═════ Data for this task
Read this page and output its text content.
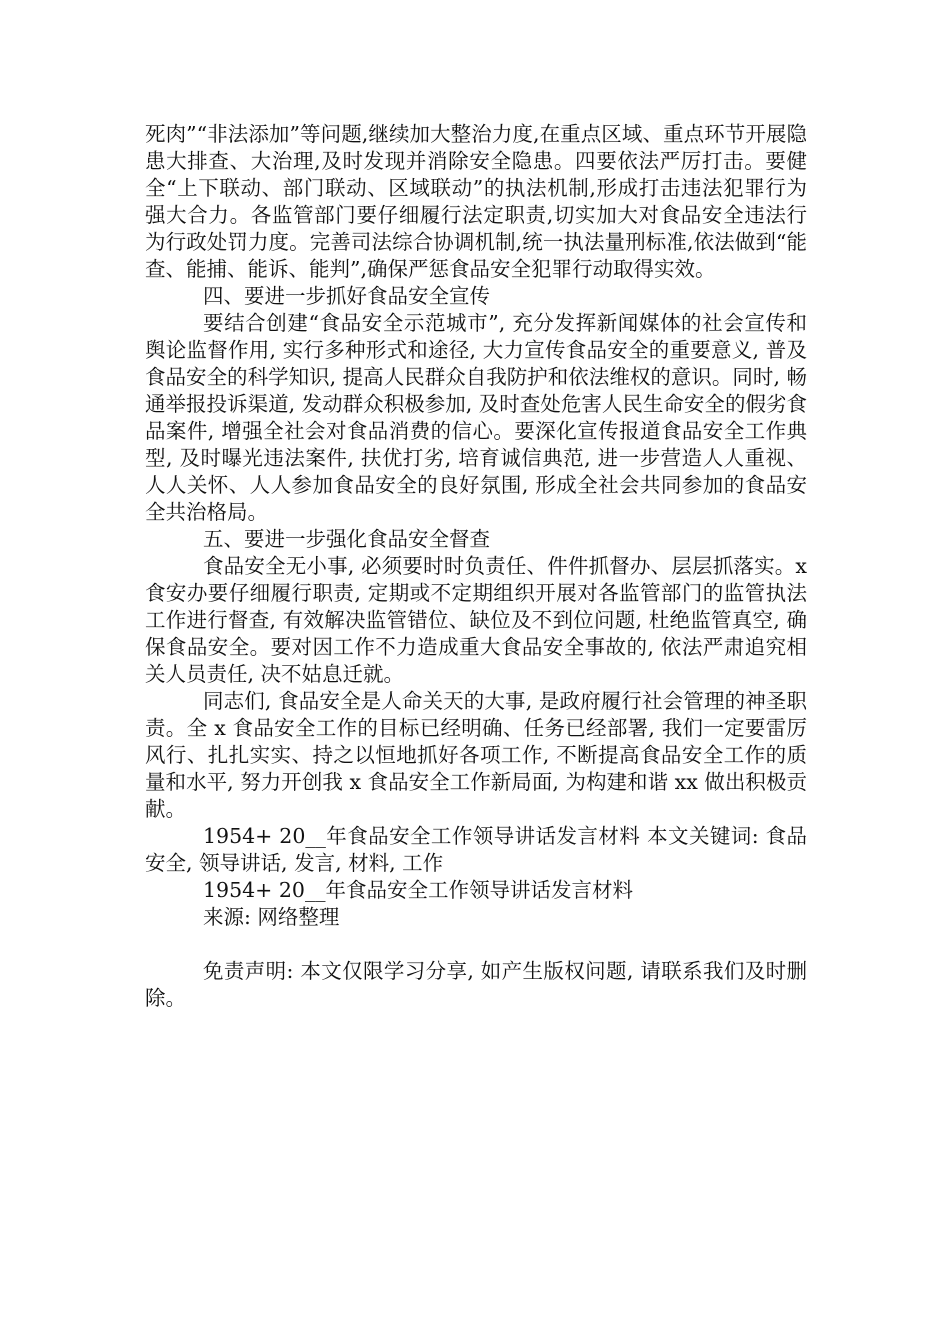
死肉”“非法添加”等问题,继续加大整治力度,在重点区域、重点环节开展隐患大排查、大治理,及时发现并消除安全隐患。四要依法严厉打击。要健全“上下联动、部门联动、区域联动”的执法机制,形成打击违法犯罪行为强大合力。各监管部门要仔细履行法定职责,切实加大对食品安全违法行为行政处罚力度。完善司法综合协调机制,统一执法量刑标准,依法做到“能查、能捕、能诉、能判”,确保严惩食品安全犯罪行动取得实效。

四、要进一步抓好食品安全宣传

要结合创建“食品安全示范城市”, 充分发挥新闻媒体的社会宣传和舆论监督作用, 实行多种形式和途径, 大力宣传食品安全的重要意义, 普及食品安全的科学知识, 提高人民群众自我防护和依法维权的意识。同时, 畅通举报投诉渠道, 发动群众积极参加, 及时查处危害人民生命安全的假劣食品案件, 增强全社会对食品消费的信心。要深化宣传报道食品安全工作典型, 及时曝光违法案件, 扶优打劣, 培育诚信典范, 进一步营造人人重视、人人关怀、人人参加食品安全的良好氛围, 形成全社会共同参加的食品安全共治格局。

五、要进一步强化食品安全督查

食品安全无小事, 必须要时时负责任、件件抓督办、层层抓落实。x 食安办要仔细履行职责, 定期或不定期组织开展对各监管部门的监管执法工作进行督查, 有效解决监管错位、缺位及不到位问题, 杜绝监管真空, 确保食品安全。要对因工作不力造成重大食品安全事故的, 依法严肃追究相关人员责任, 决不姑息迁就。

同志们, 食品安全是人命关天的大事, 是政府履行社会管理的神圣职责。全 x 食品安全工作的目标已经明确、任务已经部署, 我们一定要雷厉风行、扎扎实实、持之以恒地抓好各项工作, 不断提高食品安全工作的质量和水平, 努力开创我 x 食品安全工作新局面, 为构建和谐 xx 做出积极贡献。

1954+ 20__年食品安全工作领导讲话发言材料 本文关键词: 食品安全, 领导讲话, 发言, 材料, 工作

1954+ 20__年食品安全工作领导讲话发言材料

来源: 网络整理

免责声明: 本文仅限学习分享, 如产生版权问题, 请联系我们及时删除。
══════════
■ Task
Transcribe the records verbatim and omit the images.

■ Worked solution
Read this page and output its text content.
死肉”“非法添加”等问题,继续加大整治力度,在重点区域、重点环节开展隐患大排查、大治理,及时发现并消除安全隐患。四要依法严厉打击。要健全“上下联动、部门联动、区域联动”的执法机制,形成打击违法犯罪行为强大合力。各监管部门要仔细履行法定职责,切实加大对食品安全违法行为行政处罚力度。完善司法综合协调机制,统一执法量刑标准,依法做到“能查、能捕、能诉、能判”,确保严惩食品安全犯罪行动取得实效。

四、要进一步抓好食品安全宣传

要结合创建“食品安全示范城市”, 充分发挥新闻媒体的社会宣传和舆论监督作用, 实行多种形式和途径, 大力宣传食品安全的重要意义, 普及食品安全的科学知识, 提高人民群众自我防护和依法维权的意识。同时, 畅通举报投诉渠道, 发动群众积极参加, 及时查处危害人民生命安全的假劣食品案件, 增强全社会对食品消费的信心。要深化宣传报道食品安全工作典型, 及时曝光违法案件, 扶优打劣, 培育诚信典范, 进一步营造人人重视、人人关怀、人人参加食品安全的良好氛围, 形成全社会共同参加的食品安全共治格局。

五、要进一步强化食品安全督查

食品安全无小事, 必须要时时负责任、件件抓督办、层层抓落实。x 食安办要仔细履行职责, 定期或不定期组织开展对各监管部门的监管执法工作进行督查, 有效解决监管错位、缺位及不到位问题, 杜绝监管真空, 确保食品安全。要对因工作不力造成重大食品安全事故的, 依法严肃追究相关人员责任, 决不姑息迁就。

同志们, 食品安全是人命关天的大事, 是政府履行社会管理的神圣职责。全 x 食品安全工作的目标已经明确、任务已经部署, 我们一定要雷厉风行、扎扎实实、持之以恒地抓好各项工作, 不断提高食品安全工作的质量和水平, 努力开创我 x 食品安全工作新局面, 为构建和谐 xx 做出积极贡献。

1954+ 20__年食品安全工作领导讲话发言材料 本文关键词: 食品安全, 领导讲话, 发言, 材料, 工作

1954+ 20__年食品安全工作领导讲话发言材料

来源: 网络整理

免责声明: 本文仅限学习分享, 如产生版权问题, 请联系我们及时删除。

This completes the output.